:: Description of the task ::
Count every line in the following entries where the word "residues" appears. Give the count alone.

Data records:
################

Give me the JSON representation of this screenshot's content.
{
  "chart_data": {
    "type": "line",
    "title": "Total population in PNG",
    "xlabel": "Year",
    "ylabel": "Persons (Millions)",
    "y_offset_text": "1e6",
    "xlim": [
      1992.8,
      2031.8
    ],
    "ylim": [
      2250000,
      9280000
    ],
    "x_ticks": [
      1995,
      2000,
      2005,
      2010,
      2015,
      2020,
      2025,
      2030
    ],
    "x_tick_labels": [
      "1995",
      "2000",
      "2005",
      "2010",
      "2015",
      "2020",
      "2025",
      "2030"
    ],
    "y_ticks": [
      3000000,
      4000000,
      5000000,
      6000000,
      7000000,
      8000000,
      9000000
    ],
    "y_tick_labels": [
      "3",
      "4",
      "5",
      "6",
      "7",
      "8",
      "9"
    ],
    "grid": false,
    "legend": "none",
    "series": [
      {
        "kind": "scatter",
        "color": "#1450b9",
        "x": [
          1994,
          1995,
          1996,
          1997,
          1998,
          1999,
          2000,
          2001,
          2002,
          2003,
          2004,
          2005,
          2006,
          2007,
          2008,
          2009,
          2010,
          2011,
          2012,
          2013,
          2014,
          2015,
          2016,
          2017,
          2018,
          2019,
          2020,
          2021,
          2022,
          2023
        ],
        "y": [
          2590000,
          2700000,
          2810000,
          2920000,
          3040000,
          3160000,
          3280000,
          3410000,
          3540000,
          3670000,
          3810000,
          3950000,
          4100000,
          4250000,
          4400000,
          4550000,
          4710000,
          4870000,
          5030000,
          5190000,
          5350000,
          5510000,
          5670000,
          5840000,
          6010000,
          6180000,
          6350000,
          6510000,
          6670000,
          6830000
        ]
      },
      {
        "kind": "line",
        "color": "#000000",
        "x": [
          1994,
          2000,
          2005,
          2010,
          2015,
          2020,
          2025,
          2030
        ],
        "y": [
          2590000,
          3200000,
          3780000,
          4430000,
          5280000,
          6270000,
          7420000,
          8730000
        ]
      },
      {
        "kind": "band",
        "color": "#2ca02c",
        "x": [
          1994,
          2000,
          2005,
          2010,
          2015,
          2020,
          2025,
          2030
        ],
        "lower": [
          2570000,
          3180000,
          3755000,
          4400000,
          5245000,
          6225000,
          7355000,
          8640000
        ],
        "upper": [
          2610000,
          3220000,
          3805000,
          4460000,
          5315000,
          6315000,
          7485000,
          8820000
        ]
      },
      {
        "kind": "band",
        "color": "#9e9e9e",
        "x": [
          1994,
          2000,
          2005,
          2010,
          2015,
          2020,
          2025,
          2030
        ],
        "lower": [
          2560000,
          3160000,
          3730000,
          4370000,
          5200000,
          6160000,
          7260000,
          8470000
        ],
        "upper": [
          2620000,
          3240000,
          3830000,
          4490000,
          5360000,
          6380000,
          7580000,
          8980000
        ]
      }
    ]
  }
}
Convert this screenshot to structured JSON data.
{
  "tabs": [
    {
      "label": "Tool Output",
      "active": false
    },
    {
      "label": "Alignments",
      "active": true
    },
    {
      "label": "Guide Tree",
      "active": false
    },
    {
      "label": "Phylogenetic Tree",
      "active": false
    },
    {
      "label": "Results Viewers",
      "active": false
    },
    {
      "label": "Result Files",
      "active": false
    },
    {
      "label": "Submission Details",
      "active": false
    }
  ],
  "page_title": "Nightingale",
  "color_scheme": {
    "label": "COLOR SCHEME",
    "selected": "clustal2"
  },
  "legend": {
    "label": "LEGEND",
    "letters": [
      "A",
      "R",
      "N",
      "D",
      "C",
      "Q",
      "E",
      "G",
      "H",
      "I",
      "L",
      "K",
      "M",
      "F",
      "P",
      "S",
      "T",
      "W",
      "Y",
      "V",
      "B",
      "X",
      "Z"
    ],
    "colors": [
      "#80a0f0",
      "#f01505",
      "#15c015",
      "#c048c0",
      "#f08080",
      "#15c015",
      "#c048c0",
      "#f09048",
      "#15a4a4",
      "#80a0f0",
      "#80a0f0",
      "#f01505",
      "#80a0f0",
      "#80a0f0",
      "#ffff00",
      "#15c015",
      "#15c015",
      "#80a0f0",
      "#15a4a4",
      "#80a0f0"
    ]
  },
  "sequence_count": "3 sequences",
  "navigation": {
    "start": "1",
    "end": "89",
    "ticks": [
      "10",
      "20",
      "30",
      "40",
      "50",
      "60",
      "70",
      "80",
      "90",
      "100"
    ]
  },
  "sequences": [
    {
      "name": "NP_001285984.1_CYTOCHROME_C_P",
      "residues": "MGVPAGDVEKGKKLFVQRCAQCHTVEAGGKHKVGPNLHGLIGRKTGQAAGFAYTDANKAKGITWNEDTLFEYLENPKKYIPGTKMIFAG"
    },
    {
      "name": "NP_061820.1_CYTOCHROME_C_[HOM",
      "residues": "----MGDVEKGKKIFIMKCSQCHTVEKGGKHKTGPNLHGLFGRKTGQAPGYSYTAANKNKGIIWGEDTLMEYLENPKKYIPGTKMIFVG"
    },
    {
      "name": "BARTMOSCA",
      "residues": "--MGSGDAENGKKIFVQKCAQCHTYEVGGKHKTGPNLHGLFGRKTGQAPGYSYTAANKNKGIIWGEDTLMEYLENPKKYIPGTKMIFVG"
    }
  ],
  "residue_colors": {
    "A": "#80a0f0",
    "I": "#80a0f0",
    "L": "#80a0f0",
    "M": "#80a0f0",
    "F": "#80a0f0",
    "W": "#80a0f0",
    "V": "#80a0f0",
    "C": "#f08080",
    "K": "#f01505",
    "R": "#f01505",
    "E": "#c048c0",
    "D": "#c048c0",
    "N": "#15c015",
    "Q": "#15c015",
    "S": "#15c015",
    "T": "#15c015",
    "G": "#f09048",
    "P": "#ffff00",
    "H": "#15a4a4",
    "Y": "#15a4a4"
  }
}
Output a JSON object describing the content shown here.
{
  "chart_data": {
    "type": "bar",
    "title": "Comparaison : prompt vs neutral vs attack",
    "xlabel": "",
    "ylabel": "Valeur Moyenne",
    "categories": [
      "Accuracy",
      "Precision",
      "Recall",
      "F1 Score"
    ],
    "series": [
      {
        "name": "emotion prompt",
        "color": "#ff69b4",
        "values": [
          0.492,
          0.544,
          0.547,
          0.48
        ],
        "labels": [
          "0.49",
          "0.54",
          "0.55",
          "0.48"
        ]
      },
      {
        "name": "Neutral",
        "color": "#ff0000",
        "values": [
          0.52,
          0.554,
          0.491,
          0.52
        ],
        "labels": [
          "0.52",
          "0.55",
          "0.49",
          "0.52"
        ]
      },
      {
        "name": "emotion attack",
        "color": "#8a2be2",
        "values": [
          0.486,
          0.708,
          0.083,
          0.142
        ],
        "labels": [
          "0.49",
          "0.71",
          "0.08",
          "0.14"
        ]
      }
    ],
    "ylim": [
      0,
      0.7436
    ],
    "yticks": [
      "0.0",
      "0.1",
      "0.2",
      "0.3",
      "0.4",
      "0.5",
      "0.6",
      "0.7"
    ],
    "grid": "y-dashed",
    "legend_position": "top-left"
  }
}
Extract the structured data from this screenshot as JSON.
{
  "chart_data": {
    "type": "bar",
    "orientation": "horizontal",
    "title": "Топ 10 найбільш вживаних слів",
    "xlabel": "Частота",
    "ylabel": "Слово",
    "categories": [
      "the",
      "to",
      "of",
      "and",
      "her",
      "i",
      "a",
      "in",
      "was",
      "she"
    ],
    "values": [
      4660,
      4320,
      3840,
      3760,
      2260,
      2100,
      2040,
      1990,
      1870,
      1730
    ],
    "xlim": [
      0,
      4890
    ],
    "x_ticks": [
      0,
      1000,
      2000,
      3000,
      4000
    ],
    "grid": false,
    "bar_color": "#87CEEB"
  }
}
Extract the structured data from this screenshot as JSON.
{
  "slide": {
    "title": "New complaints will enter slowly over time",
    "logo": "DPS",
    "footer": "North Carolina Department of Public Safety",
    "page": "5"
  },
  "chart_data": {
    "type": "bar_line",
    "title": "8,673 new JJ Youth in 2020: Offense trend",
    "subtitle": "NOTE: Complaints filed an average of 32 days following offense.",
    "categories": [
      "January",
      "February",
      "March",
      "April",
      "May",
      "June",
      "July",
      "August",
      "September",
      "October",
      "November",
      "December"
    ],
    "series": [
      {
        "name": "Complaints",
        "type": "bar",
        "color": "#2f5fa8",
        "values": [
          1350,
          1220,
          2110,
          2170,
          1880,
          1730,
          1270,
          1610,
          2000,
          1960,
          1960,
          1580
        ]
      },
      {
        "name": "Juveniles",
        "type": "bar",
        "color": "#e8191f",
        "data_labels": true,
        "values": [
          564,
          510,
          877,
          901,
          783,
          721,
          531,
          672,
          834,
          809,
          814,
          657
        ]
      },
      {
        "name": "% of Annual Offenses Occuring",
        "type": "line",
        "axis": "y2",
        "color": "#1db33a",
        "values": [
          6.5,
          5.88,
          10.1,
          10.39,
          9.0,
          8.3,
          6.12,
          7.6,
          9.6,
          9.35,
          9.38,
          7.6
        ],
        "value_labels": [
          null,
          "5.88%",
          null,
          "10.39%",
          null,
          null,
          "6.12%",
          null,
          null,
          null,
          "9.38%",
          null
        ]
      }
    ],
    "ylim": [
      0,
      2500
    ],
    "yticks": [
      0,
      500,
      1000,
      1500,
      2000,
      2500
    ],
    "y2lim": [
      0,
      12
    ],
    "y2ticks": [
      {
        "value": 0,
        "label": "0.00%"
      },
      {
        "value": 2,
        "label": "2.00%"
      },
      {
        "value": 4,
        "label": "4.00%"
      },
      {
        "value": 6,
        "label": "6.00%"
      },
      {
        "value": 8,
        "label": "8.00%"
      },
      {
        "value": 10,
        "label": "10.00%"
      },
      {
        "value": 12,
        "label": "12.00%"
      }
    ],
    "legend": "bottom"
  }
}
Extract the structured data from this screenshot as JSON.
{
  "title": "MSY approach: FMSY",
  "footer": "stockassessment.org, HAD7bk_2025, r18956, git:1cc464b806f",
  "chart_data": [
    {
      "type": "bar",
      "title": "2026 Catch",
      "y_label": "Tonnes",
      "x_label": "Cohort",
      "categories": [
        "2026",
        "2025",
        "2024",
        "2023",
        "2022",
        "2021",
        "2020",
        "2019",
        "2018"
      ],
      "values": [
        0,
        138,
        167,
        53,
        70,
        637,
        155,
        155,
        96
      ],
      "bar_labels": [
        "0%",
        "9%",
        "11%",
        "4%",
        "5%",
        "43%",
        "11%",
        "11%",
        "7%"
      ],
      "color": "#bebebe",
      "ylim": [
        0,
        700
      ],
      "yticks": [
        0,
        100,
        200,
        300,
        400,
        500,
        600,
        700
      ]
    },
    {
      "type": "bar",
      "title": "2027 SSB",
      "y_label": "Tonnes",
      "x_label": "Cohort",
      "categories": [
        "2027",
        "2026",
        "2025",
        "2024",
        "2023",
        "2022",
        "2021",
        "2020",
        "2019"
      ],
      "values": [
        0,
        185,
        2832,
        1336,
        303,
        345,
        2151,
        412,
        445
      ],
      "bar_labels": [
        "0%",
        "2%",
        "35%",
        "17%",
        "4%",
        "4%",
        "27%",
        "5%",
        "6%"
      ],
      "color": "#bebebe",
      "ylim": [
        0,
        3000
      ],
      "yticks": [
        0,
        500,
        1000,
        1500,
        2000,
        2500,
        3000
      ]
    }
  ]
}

################

:: Output of the exercise ::
3